Write out all of the records precisely. Skip anything that is a picture.

-- start of Input --

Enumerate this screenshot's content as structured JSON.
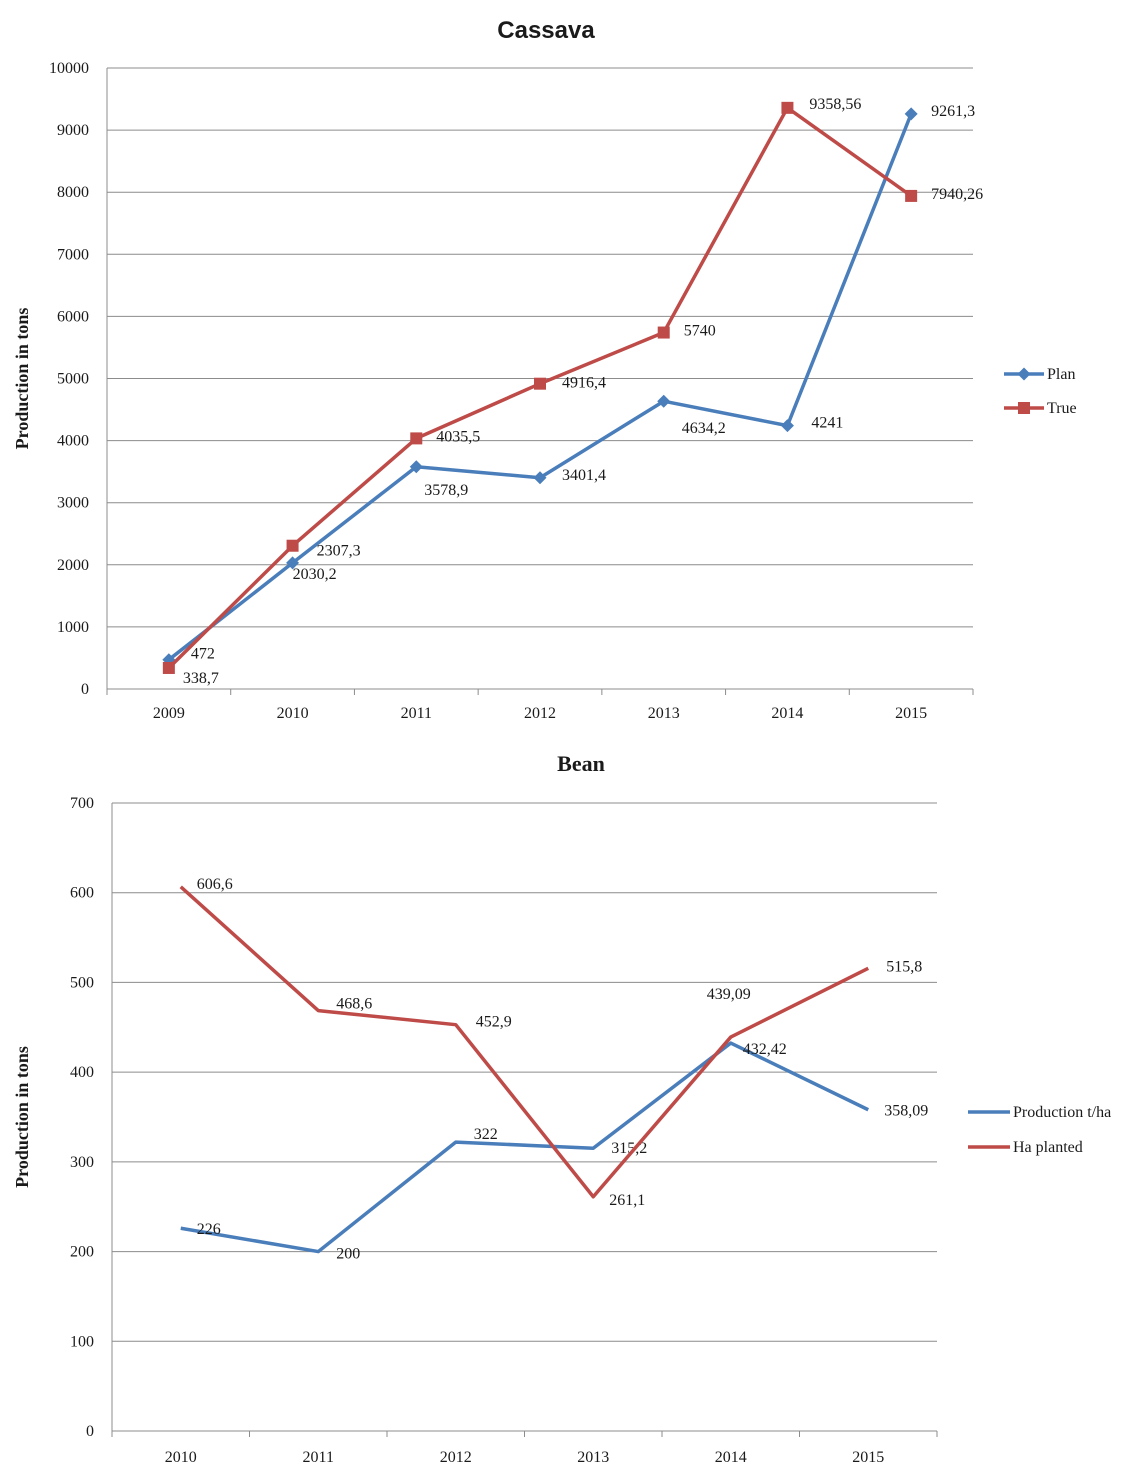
{
  "chart_data": [
    {
      "type": "line",
      "title": "Cassava",
      "ylabel": "Production in tons",
      "xlabel": "",
      "categories": [
        "2009",
        "2010",
        "2011",
        "2012",
        "2013",
        "2014",
        "2015"
      ],
      "ylim": [
        0,
        10000
      ],
      "yticks": [
        "0",
        "1000",
        "2000",
        "3000",
        "4000",
        "5000",
        "6000",
        "7000",
        "8000",
        "9000",
        "10000"
      ],
      "grid": true,
      "legend_position": "right",
      "series": [
        {
          "name": "Plan",
          "color": "#4a7ebb",
          "marker": "diamond",
          "values": [
            472,
            2030.2,
            3578.9,
            3401.4,
            4634.2,
            4241,
            9261.3
          ],
          "labels": [
            "472",
            "2030,2",
            "3578,9",
            "3401,4",
            "4634,2",
            "4241",
            "9261,3"
          ]
        },
        {
          "name": "True",
          "color": "#be4b48",
          "marker": "square",
          "values": [
            338.7,
            2307.3,
            4035.5,
            4916.4,
            5740,
            9358.56,
            7940.26
          ],
          "labels": [
            "338,7",
            "2307,3",
            "4035,5",
            "4916,4",
            "5740",
            "9358,56",
            "7940,26"
          ]
        }
      ]
    },
    {
      "type": "line",
      "title": "Bean",
      "ylabel": "Production in tons",
      "xlabel": "",
      "categories": [
        "2010",
        "2011",
        "2012",
        "2013",
        "2014",
        "2015"
      ],
      "ylim": [
        0,
        700
      ],
      "yticks": [
        "0",
        "100",
        "200",
        "300",
        "400",
        "500",
        "600",
        "700"
      ],
      "grid": true,
      "legend_position": "right",
      "series": [
        {
          "name": "Production t/ha",
          "color": "#4a7ebb",
          "marker": "none",
          "values": [
            226,
            200,
            322,
            315.2,
            432.42,
            358.09
          ],
          "labels": [
            "226",
            "200",
            "322",
            "315,2",
            "432,42",
            "358,09"
          ]
        },
        {
          "name": "Ha planted",
          "color": "#be4b48",
          "marker": "none",
          "values": [
            606.6,
            468.6,
            452.9,
            261.1,
            439.09,
            515.8
          ],
          "labels": [
            "606,6",
            "468,6",
            "452,9",
            "261,1",
            "439,09",
            "515,8"
          ]
        }
      ]
    }
  ]
}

-- end of Input --

## Completed exercise:
Enumerate this screenshot's content as structured JSON.
{
  "chart_data": [
    {
      "type": "line",
      "title": "Cassava",
      "ylabel": "Production in tons",
      "xlabel": "",
      "categories": [
        "2009",
        "2010",
        "2011",
        "2012",
        "2013",
        "2014",
        "2015"
      ],
      "ylim": [
        0,
        10000
      ],
      "yticks": [
        "0",
        "1000",
        "2000",
        "3000",
        "4000",
        "5000",
        "6000",
        "7000",
        "8000",
        "9000",
        "10000"
      ],
      "grid": true,
      "legend_position": "right",
      "series": [
        {
          "name": "Plan",
          "color": "#4a7ebb",
          "marker": "diamond",
          "values": [
            472,
            2030.2,
            3578.9,
            3401.4,
            4634.2,
            4241,
            9261.3
          ],
          "labels": [
            "472",
            "2030,2",
            "3578,9",
            "3401,4",
            "4634,2",
            "4241",
            "9261,3"
          ]
        },
        {
          "name": "True",
          "color": "#be4b48",
          "marker": "square",
          "values": [
            338.7,
            2307.3,
            4035.5,
            4916.4,
            5740,
            9358.56,
            7940.26
          ],
          "labels": [
            "338,7",
            "2307,3",
            "4035,5",
            "4916,4",
            "5740",
            "9358,56",
            "7940,26"
          ]
        }
      ]
    },
    {
      "type": "line",
      "title": "Bean",
      "ylabel": "Production in tons",
      "xlabel": "",
      "categories": [
        "2010",
        "2011",
        "2012",
        "2013",
        "2014",
        "2015"
      ],
      "ylim": [
        0,
        700
      ],
      "yticks": [
        "0",
        "100",
        "200",
        "300",
        "400",
        "500",
        "600",
        "700"
      ],
      "grid": true,
      "legend_position": "right",
      "series": [
        {
          "name": "Production t/ha",
          "color": "#4a7ebb",
          "marker": "none",
          "values": [
            226,
            200,
            322,
            315.2,
            432.42,
            358.09
          ],
          "labels": [
            "226",
            "200",
            "322",
            "315,2",
            "432,42",
            "358,09"
          ]
        },
        {
          "name": "Ha planted",
          "color": "#be4b48",
          "marker": "none",
          "values": [
            606.6,
            468.6,
            452.9,
            261.1,
            439.09,
            515.8
          ],
          "labels": [
            "606,6",
            "468,6",
            "452,9",
            "261,1",
            "439,09",
            "515,8"
          ]
        }
      ]
    }
  ]
}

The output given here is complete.